What to produce -> Quote the records that follow in full and exactly; leave out the pictures.

Recorded data ->
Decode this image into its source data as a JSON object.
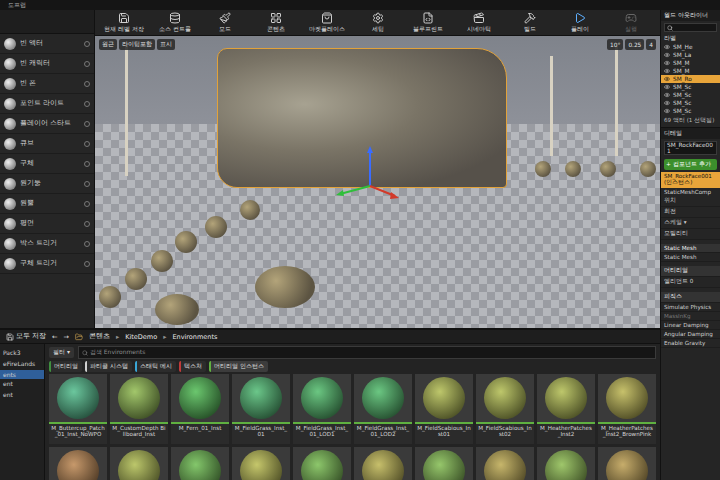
{
  "window": {
    "tab": "도프랩"
  },
  "toolbar": {
    "buttons": [
      {
        "label": "현재 레벨 저장",
        "disabled": false
      },
      {
        "label": "소스 컨트롤",
        "disabled": false
      },
      {
        "label": "모드",
        "disabled": false
      },
      {
        "label": "콘텐츠",
        "disabled": false
      },
      {
        "label": "마켓플레이스",
        "disabled": false
      },
      {
        "label": "세팅",
        "disabled": false
      },
      {
        "label": "블루프린트",
        "disabled": false
      },
      {
        "label": "시네마틱",
        "disabled": false
      },
      {
        "label": "빌드",
        "disabled": false
      },
      {
        "label": "플레이",
        "disabled": false
      },
      {
        "label": "실행",
        "disabled": true
      }
    ]
  },
  "place_modes": {
    "items": [
      "빈 액터",
      "빈 캐릭터",
      "빈 폰",
      "포인트 라이트",
      "플레이어 스타트",
      "큐브",
      "구체",
      "원기둥",
      "원뿔",
      "평면",
      "박스 트리거",
      "구체 트리거"
    ]
  },
  "viewport": {
    "view": "원근",
    "lighting": "라이팅포함",
    "show": "표시",
    "rotation_snap": "10°",
    "scale_snap": "0.25",
    "camera_speed": "4"
  },
  "outliner": {
    "title": "월드 아웃라이너",
    "column": "라벨",
    "items": [
      {
        "label": "SM_He",
        "selected": false
      },
      {
        "label": "SM_La",
        "selected": false
      },
      {
        "label": "SM_M",
        "selected": false
      },
      {
        "label": "SM_M",
        "selected": false
      },
      {
        "label": "SM_Ro",
        "selected": true
      },
      {
        "label": "SM_Sc",
        "selected": false
      },
      {
        "label": "SM_Sc",
        "selected": false
      },
      {
        "label": "SM_Sc",
        "selected": false
      },
      {
        "label": "SM_Sc",
        "selected": false
      }
    ],
    "count": "69 액터 (1 선택됨)"
  },
  "details": {
    "title": "디테일",
    "name": "SM_RockFace001",
    "add_component": "+ 컴포넌트 추가",
    "components": [
      {
        "label": "SM_RockFace001 (인스턴스)",
        "selected": true
      },
      {
        "label": "StaticMeshComp",
        "selected": false
      }
    ],
    "rows": [
      {
        "label": "위치",
        "kind": "row"
      },
      {
        "label": "회전",
        "kind": "row"
      },
      {
        "label": "스케일 ▾",
        "kind": "row"
      },
      {
        "label": "모빌리티",
        "kind": "row"
      },
      {
        "label": "Static Mesh",
        "kind": "section"
      },
      {
        "label": "Static Mesh",
        "kind": "row"
      },
      {
        "label": "머티리얼",
        "kind": "section"
      },
      {
        "label": "엘리먼트 0",
        "kind": "row"
      },
      {
        "label": "피직스",
        "kind": "section"
      },
      {
        "label": "Simulate Physics",
        "kind": "row"
      },
      {
        "label": "MassInKg",
        "kind": "disabled"
      },
      {
        "label": "Linear Damping",
        "kind": "row"
      },
      {
        "label": "Angular Damping",
        "kind": "row"
      },
      {
        "label": "Enable Gravity",
        "kind": "row"
      }
    ]
  },
  "content_browser": {
    "save_all": "모두 저장",
    "back": "←",
    "forward": "→",
    "separator": "▸",
    "path": [
      "콘텐츠",
      "KiteDemo",
      "Environments"
    ],
    "tree": [
      {
        "label": "Pack3",
        "selected": false
      },
      {
        "label": "eFireLands",
        "selected": false
      },
      {
        "label": "ents",
        "selected": true
      },
      {
        "label": "ent",
        "selected": false
      },
      {
        "label": "ent",
        "selected": false
      }
    ],
    "filter": "필터 ▾",
    "search": {
      "placeholder": "검색 Environments"
    },
    "chips": [
      {
        "label": "머티리얼",
        "color": "#3f8f3f",
        "active": false
      },
      {
        "label": "파티클 시스템",
        "color": "#d0d0d0",
        "active": false
      },
      {
        "label": "스태틱 메시",
        "color": "#39a6d6",
        "active": false
      },
      {
        "label": "텍스처",
        "color": "#c03a3a",
        "active": false
      },
      {
        "label": "머티리얼 인스턴스",
        "color": "#5fb040",
        "active": true
      }
    ],
    "assets": [
      "M_Buttercup_Patch_01_Inst_NoWPO",
      "M_CustomDepth Billboard_Inst",
      "M_Fern_01_Inst",
      "M_FieldGrass_Inst_01",
      "M_FieldGrass_Inst_01_LOD1",
      "M_FieldGrass_Inst_01_LOD2",
      "M_FieldScabious_Inst01",
      "M_FieldScabious_Inst02",
      "M_HeatherPatches_Inst2",
      "M_HeatherPatches_Inst2_BrownPink"
    ]
  }
}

Completed exercise ->
Decode this image into its source data as a JSON object.
{
  "window": {
    "tab": "도프랩"
  },
  "toolbar": {
    "buttons": [
      {
        "label": "현재 레벨 저장",
        "disabled": false
      },
      {
        "label": "소스 컨트롤",
        "disabled": false
      },
      {
        "label": "모드",
        "disabled": false
      },
      {
        "label": "콘텐츠",
        "disabled": false
      },
      {
        "label": "마켓플레이스",
        "disabled": false
      },
      {
        "label": "세팅",
        "disabled": false
      },
      {
        "label": "블루프린트",
        "disabled": false
      },
      {
        "label": "시네마틱",
        "disabled": false
      },
      {
        "label": "빌드",
        "disabled": false
      },
      {
        "label": "플레이",
        "disabled": false
      },
      {
        "label": "실행",
        "disabled": true
      }
    ]
  },
  "place_modes": {
    "items": [
      "빈 액터",
      "빈 캐릭터",
      "빈 폰",
      "포인트 라이트",
      "플레이어 스타트",
      "큐브",
      "구체",
      "원기둥",
      "원뿔",
      "평면",
      "박스 트리거",
      "구체 트리거"
    ]
  },
  "viewport": {
    "view": "원근",
    "lighting": "라이팅포함",
    "show": "표시",
    "rotation_snap": "10°",
    "scale_snap": "0.25",
    "camera_speed": "4"
  },
  "outliner": {
    "title": "월드 아웃라이너",
    "column": "라벨",
    "items": [
      {
        "label": "SM_He",
        "selected": false
      },
      {
        "label": "SM_La",
        "selected": false
      },
      {
        "label": "SM_M",
        "selected": false
      },
      {
        "label": "SM_M",
        "selected": false
      },
      {
        "label": "SM_Ro",
        "selected": true
      },
      {
        "label": "SM_Sc",
        "selected": false
      },
      {
        "label": "SM_Sc",
        "selected": false
      },
      {
        "label": "SM_Sc",
        "selected": false
      },
      {
        "label": "SM_Sc",
        "selected": false
      }
    ],
    "count": "69 액터 (1 선택됨)"
  },
  "details": {
    "title": "디테일",
    "name": "SM_RockFace001",
    "add_component": "+ 컴포넌트 추가",
    "components": [
      {
        "label": "SM_RockFace001 (인스턴스)",
        "selected": true
      },
      {
        "label": "StaticMeshComp",
        "selected": false
      }
    ],
    "rows": [
      {
        "label": "위치",
        "kind": "row"
      },
      {
        "label": "회전",
        "kind": "row"
      },
      {
        "label": "스케일 ▾",
        "kind": "row"
      },
      {
        "label": "모빌리티",
        "kind": "row"
      },
      {
        "label": "Static Mesh",
        "kind": "section"
      },
      {
        "label": "Static Mesh",
        "kind": "row"
      },
      {
        "label": "머티리얼",
        "kind": "section"
      },
      {
        "label": "엘리먼트 0",
        "kind": "row"
      },
      {
        "label": "피직스",
        "kind": "section"
      },
      {
        "label": "Simulate Physics",
        "kind": "row"
      },
      {
        "label": "MassInKg",
        "kind": "disabled"
      },
      {
        "label": "Linear Damping",
        "kind": "row"
      },
      {
        "label": "Angular Damping",
        "kind": "row"
      },
      {
        "label": "Enable Gravity",
        "kind": "row"
      }
    ]
  },
  "content_browser": {
    "save_all": "모두 저장",
    "back": "←",
    "forward": "→",
    "separator": "▸",
    "path": [
      "콘텐츠",
      "KiteDemo",
      "Environments"
    ],
    "tree": [
      {
        "label": "Pack3",
        "selected": false
      },
      {
        "label": "eFireLands",
        "selected": false
      },
      {
        "label": "ents",
        "selected": true
      },
      {
        "label": "ent",
        "selected": false
      },
      {
        "label": "ent",
        "selected": false
      }
    ],
    "filter": "필터 ▾",
    "search": {
      "placeholder": "검색 Environments"
    },
    "chips": [
      {
        "label": "머티리얼",
        "color": "#3f8f3f",
        "active": false
      },
      {
        "label": "파티클 시스템",
        "color": "#d0d0d0",
        "active": false
      },
      {
        "label": "스태틱 메시",
        "color": "#39a6d6",
        "active": false
      },
      {
        "label": "텍스처",
        "color": "#c03a3a",
        "active": false
      },
      {
        "label": "머티리얼 인스턴스",
        "color": "#5fb040",
        "active": true
      }
    ],
    "assets": [
      "M_Buttercup_Patch_01_Inst_NoWPO",
      "M_CustomDepth Billboard_Inst",
      "M_Fern_01_Inst",
      "M_FieldGrass_Inst_01",
      "M_FieldGrass_Inst_01_LOD1",
      "M_FieldGrass_Inst_01_LOD2",
      "M_FieldScabious_Inst01",
      "M_FieldScabious_Inst02",
      "M_HeatherPatches_Inst2",
      "M_HeatherPatches_Inst2_BrownPink"
    ]
  }
}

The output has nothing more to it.